— What the exercise asks —
Every line of the listing must be reproduced as it stands. Leave the images behind.

** begin Material supplied **

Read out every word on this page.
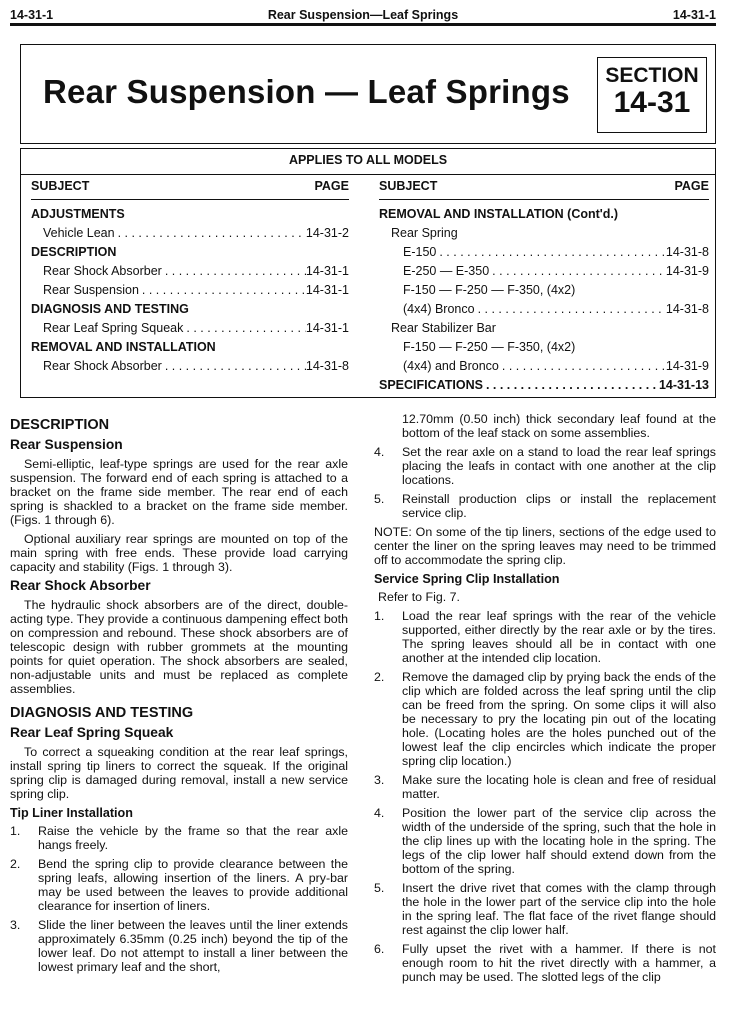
14-31-1	Rear Suspension—Leaf Springs	14-31-1
Rear Suspension — Leaf Springs	SECTION
14-31
APPLIES TO ALL MODELS
SUBJECT	PAGE
ADJUSTMENTS
Vehicle Lean . . .	14-31-2
DESCRIPTION
Rear Shock Absorber . . .	14-31-1
Rear Suspension . . .	14-31-1
DIAGNOSIS AND TESTING
Rear Leaf Spring Squeak . . .	14-31-1
REMOVAL AND INSTALLATION
Rear Shock Absorber . . .	14-31-8
SUBJECT	PAGE
REMOVAL AND INSTALLATION (Cont'd.)
Rear Spring
E-150 . . .	14-31-8
E-250 — E-350 . . .	14-31-9
F-150 — F-250 — F-350, (4x2)
(4x4) Bronco . . .	14-31-8
Rear Stabilizer Bar
F-150 — F-250 — F-350, (4x2)
(4x4) and Bronco . . .	14-31-9
SPECIFICATIONS . . .	14-31-13
DESCRIPTION
Rear Suspension

Semi-elliptic, leaf-type springs are used for the rear axle suspension. The forward end of each spring is attached to a bracket on the frame side member. The rear end of each spring is shackled to a bracket on the frame side member. (Figs. 1 through 6).

Optional auxiliary rear springs are mounted on top of the main spring with free ends. These provide load carrying capacity and stability (Figs. 1 through 3).

Rear Shock Absorber

The hydraulic shock absorbers are of the direct, double-acting type. They provide a continuous dampening effect both on compression and rebound. These shock absorbers are of telescopic design with rubber grommets at the mounting points for quiet operation. The shock absorbers are sealed, non-adjustable units and must be replaced as complete assemblies.

DIAGNOSIS AND TESTING
Rear Leaf Spring Squeak

To correct a squeaking condition at the rear leaf springs, install spring tip liners to correct the squeak. If the original spring clip is damaged during removal, install a new service spring clip.

Tip Liner Installation
1.	Raise the vehicle by the frame so that the rear axle hangs freely.
2.	Bend the spring clip to provide clearance between the spring leafs, allowing insertion of the liners. A pry-bar may be used between the leaves to provide additional clearance for insertion of liners.
3.	Slide the liner between the leaves until the liner extends approximately 6.35mm (0.25 inch) beyond the tip of the lower leaf. Do not attempt to install a liner between the lowest primary leaf and the short,
12.70mm (0.50 inch) thick secondary leaf found at the bottom of the leaf stack on some assemblies.
4.	Set the rear axle on a stand to load the rear leaf springs placing the leafs in contact with one another at the clip locations.
5.	Reinstall production clips or install the replacement service clip.

NOTE: On some of the tip liners, sections of the edge used to center the liner on the spring leaves may need to be trimmed off to accommodate the spring clip.

Service Spring Clip Installation
Refer to Fig. 7.
1.	Load the rear leaf springs with the rear of the vehicle supported, either directly by the rear axle or by the tires. The spring leaves should all be in contact with one another at the intended clip location.
2.	Remove the damaged clip by prying back the ends of the clip which are folded across the leaf spring until the clip can be freed from the spring. On some clips it will also be necessary to pry the locating pin out of the locating hole. (Locating holes are the holes punched out of the lowest leaf the clip encircles which indicate the proper spring clip location.)
3.	Make sure the locating hole is clean and free of residual matter.
4.	Position the lower part of the service clip across the width of the underside of the spring, such that the hole in the clip lines up with the locating hole in the spring. The legs of the clip lower half should extend down from the bottom of the spring.
5.	Insert the drive rivet that comes with the clamp through the hole in the lower part of the service clip into the hole in the spring leaf. The flat face of the rivet flange should rest against the clip lower half.
6.	Fully upset the rivet with a hammer. If there is not enough room to hit the rivet directly with a hammer, a punch may be used. The slotted legs of the clip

** end Material supplied **

— The output —
Read out every word on this page.
14-31-1	Rear Suspension—Leaf Springs	14-31-1
Rear Suspension — Leaf Springs	SECTION
14-31
APPLIES TO ALL MODELS
SUBJECT	PAGE
ADJUSTMENTS
Vehicle Lean . . .	14-31-2
DESCRIPTION
Rear Shock Absorber . . .	14-31-1
Rear Suspension . . .	14-31-1
DIAGNOSIS AND TESTING
Rear Leaf Spring Squeak . . .	14-31-1
REMOVAL AND INSTALLATION
Rear Shock Absorber . . .	14-31-8
SUBJECT	PAGE
REMOVAL AND INSTALLATION (Cont'd.)
Rear Spring
E-150 . . .	14-31-8
E-250 — E-350 . . .	14-31-9
F-150 — F-250 — F-350, (4x2)
(4x4) Bronco . . .	14-31-8
Rear Stabilizer Bar
F-150 — F-250 — F-350, (4x2)
(4x4) and Bronco . . .	14-31-9
SPECIFICATIONS . . .	14-31-13
DESCRIPTION
Rear Suspension

Semi-elliptic, leaf-type springs are used for the rear axle suspension. The forward end of each spring is attached to a bracket on the frame side member. The rear end of each spring is shackled to a bracket on the frame side member. (Figs. 1 through 6).

Optional auxiliary rear springs are mounted on top of the main spring with free ends. These provide load carrying capacity and stability (Figs. 1 through 3).

Rear Shock Absorber

The hydraulic shock absorbers are of the direct, double-acting type. They provide a continuous dampening effect both on compression and rebound. These shock absorbers are of telescopic design with rubber grommets at the mounting points for quiet operation. The shock absorbers are sealed, non-adjustable units and must be replaced as complete assemblies.

DIAGNOSIS AND TESTING
Rear Leaf Spring Squeak

To correct a squeaking condition at the rear leaf springs, install spring tip liners to correct the squeak. If the original spring clip is damaged during removal, install a new service spring clip.

Tip Liner Installation
1.	Raise the vehicle by the frame so that the rear axle hangs freely.
2.	Bend the spring clip to provide clearance between the spring leafs, allowing insertion of the liners. A pry-bar may be used between the leaves to provide additional clearance for insertion of liners.
3.	Slide the liner between the leaves until the liner extends approximately 6.35mm (0.25 inch) beyond the tip of the lower leaf. Do not attempt to install a liner between the lowest primary leaf and the short,
12.70mm (0.50 inch) thick secondary leaf found at the bottom of the leaf stack on some assemblies.
4.	Set the rear axle on a stand to load the rear leaf springs placing the leafs in contact with one another at the clip locations.
5.	Reinstall production clips or install the replacement service clip.

NOTE: On some of the tip liners, sections of the edge used to center the liner on the spring leaves may need to be trimmed off to accommodate the spring clip.

Service Spring Clip Installation
Refer to Fig. 7.
1.	Load the rear leaf springs with the rear of the vehicle supported, either directly by the rear axle or by the tires. The spring leaves should all be in contact with one another at the intended clip location.
2.	Remove the damaged clip by prying back the ends of the clip which are folded across the leaf spring until the clip can be freed from the spring. On some clips it will also be necessary to pry the locating pin out of the locating hole. (Locating holes are the holes punched out of the lowest leaf the clip encircles which indicate the proper spring clip location.)
3.	Make sure the locating hole is clean and free of residual matter.
4.	Position the lower part of the service clip across the width of the underside of the spring, such that the hole in the clip lines up with the locating hole in the spring. The legs of the clip lower half should extend down from the bottom of the spring.
5.	Insert the drive rivet that comes with the clamp through the hole in the lower part of the service clip into the hole in the spring leaf. The flat face of the rivet flange should rest against the clip lower half.
6.	Fully upset the rivet with a hammer. If there is not enough room to hit the rivet directly with a hammer, a punch may be used. The slotted legs of the clip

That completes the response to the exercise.